Exercise
Pick out every line holding the string "text" and copy it.

[BEGIN Extracted material]

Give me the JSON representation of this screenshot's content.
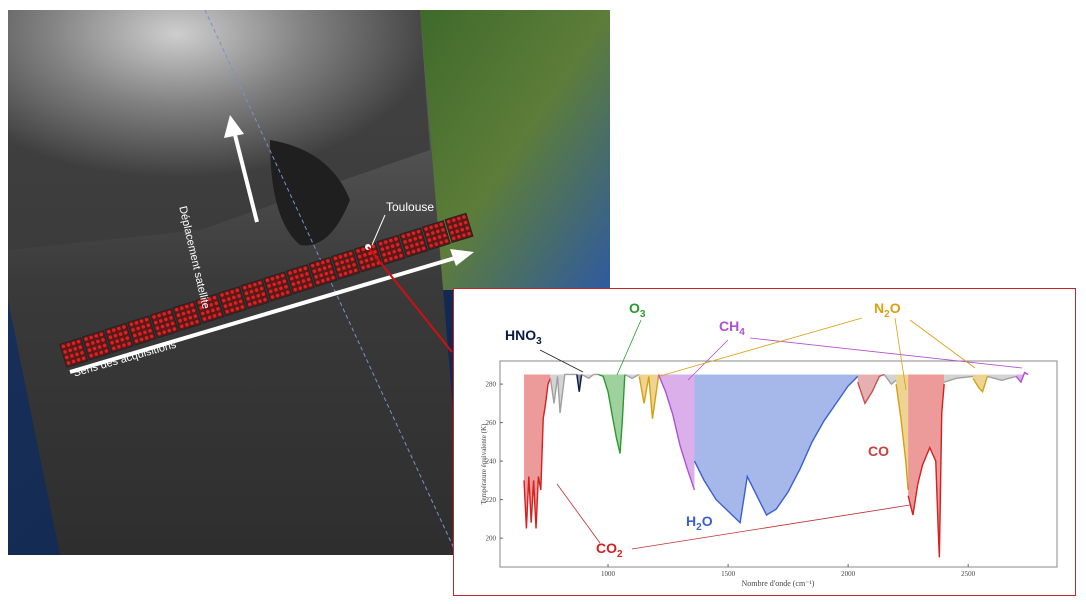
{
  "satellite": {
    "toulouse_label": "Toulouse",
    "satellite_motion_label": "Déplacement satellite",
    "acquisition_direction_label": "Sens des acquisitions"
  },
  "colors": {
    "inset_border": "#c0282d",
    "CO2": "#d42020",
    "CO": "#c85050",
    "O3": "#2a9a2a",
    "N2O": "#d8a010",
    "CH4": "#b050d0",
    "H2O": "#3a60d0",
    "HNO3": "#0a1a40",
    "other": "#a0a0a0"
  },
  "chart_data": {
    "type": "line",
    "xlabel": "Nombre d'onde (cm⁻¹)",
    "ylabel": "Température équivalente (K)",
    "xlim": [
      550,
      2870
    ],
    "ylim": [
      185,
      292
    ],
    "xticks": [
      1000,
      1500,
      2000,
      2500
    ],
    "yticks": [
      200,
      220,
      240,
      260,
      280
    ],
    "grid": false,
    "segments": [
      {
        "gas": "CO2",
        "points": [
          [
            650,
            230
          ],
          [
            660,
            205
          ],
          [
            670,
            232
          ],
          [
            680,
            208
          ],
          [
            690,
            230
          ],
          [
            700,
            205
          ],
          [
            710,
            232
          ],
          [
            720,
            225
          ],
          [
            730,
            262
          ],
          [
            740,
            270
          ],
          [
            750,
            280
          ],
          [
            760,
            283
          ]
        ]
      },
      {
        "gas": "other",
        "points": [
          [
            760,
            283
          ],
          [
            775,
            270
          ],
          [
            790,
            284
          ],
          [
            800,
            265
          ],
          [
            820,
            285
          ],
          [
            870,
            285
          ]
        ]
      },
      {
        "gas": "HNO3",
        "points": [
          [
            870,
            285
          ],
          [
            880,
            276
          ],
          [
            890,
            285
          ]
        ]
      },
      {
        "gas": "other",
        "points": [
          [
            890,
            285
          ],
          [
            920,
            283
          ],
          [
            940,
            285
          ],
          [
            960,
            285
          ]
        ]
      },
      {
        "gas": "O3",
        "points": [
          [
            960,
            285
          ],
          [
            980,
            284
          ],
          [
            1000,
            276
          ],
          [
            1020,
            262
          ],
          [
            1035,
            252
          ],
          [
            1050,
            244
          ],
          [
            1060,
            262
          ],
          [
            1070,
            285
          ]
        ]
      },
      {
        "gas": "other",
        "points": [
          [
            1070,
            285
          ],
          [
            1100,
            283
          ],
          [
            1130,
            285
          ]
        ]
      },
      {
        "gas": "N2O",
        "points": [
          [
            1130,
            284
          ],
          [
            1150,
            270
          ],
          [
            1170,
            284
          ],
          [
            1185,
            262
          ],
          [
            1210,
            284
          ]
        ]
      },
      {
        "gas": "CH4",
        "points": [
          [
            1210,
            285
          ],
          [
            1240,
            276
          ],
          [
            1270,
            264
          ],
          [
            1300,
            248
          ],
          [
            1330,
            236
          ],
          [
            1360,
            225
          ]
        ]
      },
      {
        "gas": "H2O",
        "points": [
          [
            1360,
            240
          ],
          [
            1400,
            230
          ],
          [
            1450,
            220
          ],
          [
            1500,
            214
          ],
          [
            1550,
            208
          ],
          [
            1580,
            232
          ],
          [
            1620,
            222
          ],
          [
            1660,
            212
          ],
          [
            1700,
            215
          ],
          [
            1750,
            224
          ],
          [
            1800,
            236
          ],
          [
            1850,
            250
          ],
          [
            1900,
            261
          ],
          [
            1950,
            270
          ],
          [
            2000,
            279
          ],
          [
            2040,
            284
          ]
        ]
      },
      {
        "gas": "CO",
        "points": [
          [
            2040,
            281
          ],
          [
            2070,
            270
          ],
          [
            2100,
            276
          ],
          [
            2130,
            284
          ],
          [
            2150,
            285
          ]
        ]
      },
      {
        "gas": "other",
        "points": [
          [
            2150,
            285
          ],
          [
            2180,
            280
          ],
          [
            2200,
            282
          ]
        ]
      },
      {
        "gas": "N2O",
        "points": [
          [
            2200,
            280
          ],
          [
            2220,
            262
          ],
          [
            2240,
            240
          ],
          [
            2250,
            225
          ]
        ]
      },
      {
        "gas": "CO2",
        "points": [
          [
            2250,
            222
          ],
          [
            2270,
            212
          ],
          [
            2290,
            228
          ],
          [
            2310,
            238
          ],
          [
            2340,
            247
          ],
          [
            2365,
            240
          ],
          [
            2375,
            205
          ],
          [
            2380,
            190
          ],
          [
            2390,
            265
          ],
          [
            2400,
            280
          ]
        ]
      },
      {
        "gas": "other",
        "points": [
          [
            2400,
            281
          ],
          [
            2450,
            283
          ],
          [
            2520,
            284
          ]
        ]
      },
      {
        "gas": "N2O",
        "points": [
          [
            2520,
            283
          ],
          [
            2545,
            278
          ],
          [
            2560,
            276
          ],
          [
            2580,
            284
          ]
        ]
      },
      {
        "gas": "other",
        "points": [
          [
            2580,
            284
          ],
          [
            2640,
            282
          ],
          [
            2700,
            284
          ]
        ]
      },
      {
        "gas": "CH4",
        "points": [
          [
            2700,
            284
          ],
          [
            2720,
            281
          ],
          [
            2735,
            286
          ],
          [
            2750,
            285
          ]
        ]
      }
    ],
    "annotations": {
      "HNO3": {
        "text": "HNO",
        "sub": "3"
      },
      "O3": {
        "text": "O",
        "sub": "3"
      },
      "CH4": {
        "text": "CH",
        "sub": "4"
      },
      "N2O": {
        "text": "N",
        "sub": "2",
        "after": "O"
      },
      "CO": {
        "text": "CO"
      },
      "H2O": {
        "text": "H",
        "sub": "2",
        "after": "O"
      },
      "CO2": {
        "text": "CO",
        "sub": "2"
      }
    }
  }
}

[END Extracted material]

Finished task
        "text": "HNO",
        "text": "O",
        "text": "CH",
        "text": "N",
        "text": "CO"
        "text": "H",
        "text": "CO",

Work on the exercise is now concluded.